▽

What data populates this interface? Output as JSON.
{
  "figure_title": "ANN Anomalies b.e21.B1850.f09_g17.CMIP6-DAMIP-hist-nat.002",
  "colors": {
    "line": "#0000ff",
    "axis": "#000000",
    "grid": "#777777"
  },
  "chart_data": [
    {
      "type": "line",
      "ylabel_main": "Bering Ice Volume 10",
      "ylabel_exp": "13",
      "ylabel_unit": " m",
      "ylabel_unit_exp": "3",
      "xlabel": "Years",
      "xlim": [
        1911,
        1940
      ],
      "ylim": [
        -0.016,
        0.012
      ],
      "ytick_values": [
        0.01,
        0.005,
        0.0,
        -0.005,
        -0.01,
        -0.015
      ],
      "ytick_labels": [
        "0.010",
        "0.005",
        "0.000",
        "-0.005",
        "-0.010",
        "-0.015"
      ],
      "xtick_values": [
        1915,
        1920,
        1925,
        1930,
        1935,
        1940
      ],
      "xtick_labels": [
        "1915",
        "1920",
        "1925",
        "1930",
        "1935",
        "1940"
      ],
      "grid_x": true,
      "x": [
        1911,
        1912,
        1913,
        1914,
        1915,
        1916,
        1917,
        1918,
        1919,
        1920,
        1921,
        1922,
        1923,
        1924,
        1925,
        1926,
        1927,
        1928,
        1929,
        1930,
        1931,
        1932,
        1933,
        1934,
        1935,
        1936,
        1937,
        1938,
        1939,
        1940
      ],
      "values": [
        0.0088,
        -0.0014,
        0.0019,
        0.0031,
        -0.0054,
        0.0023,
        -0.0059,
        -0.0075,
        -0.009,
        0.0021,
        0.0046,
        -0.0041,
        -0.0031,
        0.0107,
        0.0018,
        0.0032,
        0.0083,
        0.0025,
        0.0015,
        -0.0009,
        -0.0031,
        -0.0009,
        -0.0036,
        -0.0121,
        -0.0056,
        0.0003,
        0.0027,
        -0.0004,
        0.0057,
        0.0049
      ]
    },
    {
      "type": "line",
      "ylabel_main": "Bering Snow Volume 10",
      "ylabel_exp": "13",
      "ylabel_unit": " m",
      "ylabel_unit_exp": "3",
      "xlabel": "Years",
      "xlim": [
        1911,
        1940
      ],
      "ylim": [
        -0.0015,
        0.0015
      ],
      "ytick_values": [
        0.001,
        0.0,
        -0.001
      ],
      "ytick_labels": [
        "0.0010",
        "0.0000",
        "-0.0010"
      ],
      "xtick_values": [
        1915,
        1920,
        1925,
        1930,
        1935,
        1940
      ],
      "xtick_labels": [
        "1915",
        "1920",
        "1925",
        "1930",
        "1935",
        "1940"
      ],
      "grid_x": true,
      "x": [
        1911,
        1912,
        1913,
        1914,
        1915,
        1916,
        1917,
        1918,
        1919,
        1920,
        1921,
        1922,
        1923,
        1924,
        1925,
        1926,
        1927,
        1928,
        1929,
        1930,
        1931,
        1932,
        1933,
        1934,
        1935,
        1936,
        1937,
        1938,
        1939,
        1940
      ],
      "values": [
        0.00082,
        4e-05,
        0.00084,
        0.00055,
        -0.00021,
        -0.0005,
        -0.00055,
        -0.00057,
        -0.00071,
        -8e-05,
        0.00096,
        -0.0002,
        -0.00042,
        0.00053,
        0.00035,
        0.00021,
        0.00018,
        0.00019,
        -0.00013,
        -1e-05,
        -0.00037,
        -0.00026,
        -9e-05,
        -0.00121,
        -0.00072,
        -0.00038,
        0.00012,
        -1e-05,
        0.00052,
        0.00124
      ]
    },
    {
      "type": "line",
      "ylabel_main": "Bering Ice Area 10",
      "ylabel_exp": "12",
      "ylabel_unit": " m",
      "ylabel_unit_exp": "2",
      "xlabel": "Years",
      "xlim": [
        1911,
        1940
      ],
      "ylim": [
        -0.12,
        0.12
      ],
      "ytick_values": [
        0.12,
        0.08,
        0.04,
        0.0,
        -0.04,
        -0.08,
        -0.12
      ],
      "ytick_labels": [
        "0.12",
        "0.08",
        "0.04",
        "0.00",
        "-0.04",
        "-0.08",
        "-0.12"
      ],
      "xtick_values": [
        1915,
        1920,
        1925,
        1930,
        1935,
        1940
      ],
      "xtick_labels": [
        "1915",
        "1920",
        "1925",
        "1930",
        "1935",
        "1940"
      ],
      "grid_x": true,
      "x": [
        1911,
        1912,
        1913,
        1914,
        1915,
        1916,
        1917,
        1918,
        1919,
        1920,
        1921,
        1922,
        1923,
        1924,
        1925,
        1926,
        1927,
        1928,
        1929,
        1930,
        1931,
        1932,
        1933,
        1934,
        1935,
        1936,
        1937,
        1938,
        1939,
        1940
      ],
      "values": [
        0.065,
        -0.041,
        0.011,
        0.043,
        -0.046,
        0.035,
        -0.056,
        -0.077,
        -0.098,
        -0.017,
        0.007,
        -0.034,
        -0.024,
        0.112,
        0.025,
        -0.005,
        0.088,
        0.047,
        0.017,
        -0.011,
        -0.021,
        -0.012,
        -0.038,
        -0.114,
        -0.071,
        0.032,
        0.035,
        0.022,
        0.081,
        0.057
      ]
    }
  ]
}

△

• **WRITTEN EXERCISE**: Transcribe the records above exactly as they appear.

• **EXERCISE ANSWER**:
What data populates this interface? Output as JSON.
{
  "figure_title": "ANN Anomalies b.e21.B1850.f09_g17.CMIP6-DAMIP-hist-nat.002",
  "colors": {
    "line": "#0000ff",
    "axis": "#000000",
    "grid": "#777777"
  },
  "chart_data": [
    {
      "type": "line",
      "ylabel_main": "Bering Ice Volume 10",
      "ylabel_exp": "13",
      "ylabel_unit": " m",
      "ylabel_unit_exp": "3",
      "xlabel": "Years",
      "xlim": [
        1911,
        1940
      ],
      "ylim": [
        -0.016,
        0.012
      ],
      "ytick_values": [
        0.01,
        0.005,
        0.0,
        -0.005,
        -0.01,
        -0.015
      ],
      "ytick_labels": [
        "0.010",
        "0.005",
        "0.000",
        "-0.005",
        "-0.010",
        "-0.015"
      ],
      "xtick_values": [
        1915,
        1920,
        1925,
        1930,
        1935,
        1940
      ],
      "xtick_labels": [
        "1915",
        "1920",
        "1925",
        "1930",
        "1935",
        "1940"
      ],
      "grid_x": true,
      "x": [
        1911,
        1912,
        1913,
        1914,
        1915,
        1916,
        1917,
        1918,
        1919,
        1920,
        1921,
        1922,
        1923,
        1924,
        1925,
        1926,
        1927,
        1928,
        1929,
        1930,
        1931,
        1932,
        1933,
        1934,
        1935,
        1936,
        1937,
        1938,
        1939,
        1940
      ],
      "values": [
        0.0088,
        -0.0014,
        0.0019,
        0.0031,
        -0.0054,
        0.0023,
        -0.0059,
        -0.0075,
        -0.009,
        0.0021,
        0.0046,
        -0.0041,
        -0.0031,
        0.0107,
        0.0018,
        0.0032,
        0.0083,
        0.0025,
        0.0015,
        -0.0009,
        -0.0031,
        -0.0009,
        -0.0036,
        -0.0121,
        -0.0056,
        0.0003,
        0.0027,
        -0.0004,
        0.0057,
        0.0049
      ]
    },
    {
      "type": "line",
      "ylabel_main": "Bering Snow Volume 10",
      "ylabel_exp": "13",
      "ylabel_unit": " m",
      "ylabel_unit_exp": "3",
      "xlabel": "Years",
      "xlim": [
        1911,
        1940
      ],
      "ylim": [
        -0.0015,
        0.0015
      ],
      "ytick_values": [
        0.001,
        0.0,
        -0.001
      ],
      "ytick_labels": [
        "0.0010",
        "0.0000",
        "-0.0010"
      ],
      "xtick_values": [
        1915,
        1920,
        1925,
        1930,
        1935,
        1940
      ],
      "xtick_labels": [
        "1915",
        "1920",
        "1925",
        "1930",
        "1935",
        "1940"
      ],
      "grid_x": true,
      "x": [
        1911,
        1912,
        1913,
        1914,
        1915,
        1916,
        1917,
        1918,
        1919,
        1920,
        1921,
        1922,
        1923,
        1924,
        1925,
        1926,
        1927,
        1928,
        1929,
        1930,
        1931,
        1932,
        1933,
        1934,
        1935,
        1936,
        1937,
        1938,
        1939,
        1940
      ],
      "values": [
        0.00082,
        4e-05,
        0.00084,
        0.00055,
        -0.00021,
        -0.0005,
        -0.00055,
        -0.00057,
        -0.00071,
        -8e-05,
        0.00096,
        -0.0002,
        -0.00042,
        0.00053,
        0.00035,
        0.00021,
        0.00018,
        0.00019,
        -0.00013,
        -1e-05,
        -0.00037,
        -0.00026,
        -9e-05,
        -0.00121,
        -0.00072,
        -0.00038,
        0.00012,
        -1e-05,
        0.00052,
        0.00124
      ]
    },
    {
      "type": "line",
      "ylabel_main": "Bering Ice Area 10",
      "ylabel_exp": "12",
      "ylabel_unit": " m",
      "ylabel_unit_exp": "2",
      "xlabel": "Years",
      "xlim": [
        1911,
        1940
      ],
      "ylim": [
        -0.12,
        0.12
      ],
      "ytick_values": [
        0.12,
        0.08,
        0.04,
        0.0,
        -0.04,
        -0.08,
        -0.12
      ],
      "ytick_labels": [
        "0.12",
        "0.08",
        "0.04",
        "0.00",
        "-0.04",
        "-0.08",
        "-0.12"
      ],
      "xtick_values": [
        1915,
        1920,
        1925,
        1930,
        1935,
        1940
      ],
      "xtick_labels": [
        "1915",
        "1920",
        "1925",
        "1930",
        "1935",
        "1940"
      ],
      "grid_x": true,
      "x": [
        1911,
        1912,
        1913,
        1914,
        1915,
        1916,
        1917,
        1918,
        1919,
        1920,
        1921,
        1922,
        1923,
        1924,
        1925,
        1926,
        1927,
        1928,
        1929,
        1930,
        1931,
        1932,
        1933,
        1934,
        1935,
        1936,
        1937,
        1938,
        1939,
        1940
      ],
      "values": [
        0.065,
        -0.041,
        0.011,
        0.043,
        -0.046,
        0.035,
        -0.056,
        -0.077,
        -0.098,
        -0.017,
        0.007,
        -0.034,
        -0.024,
        0.112,
        0.025,
        -0.005,
        0.088,
        0.047,
        0.017,
        -0.011,
        -0.021,
        -0.012,
        -0.038,
        -0.114,
        -0.071,
        0.032,
        0.035,
        0.022,
        0.081,
        0.057
      ]
    }
  ]
}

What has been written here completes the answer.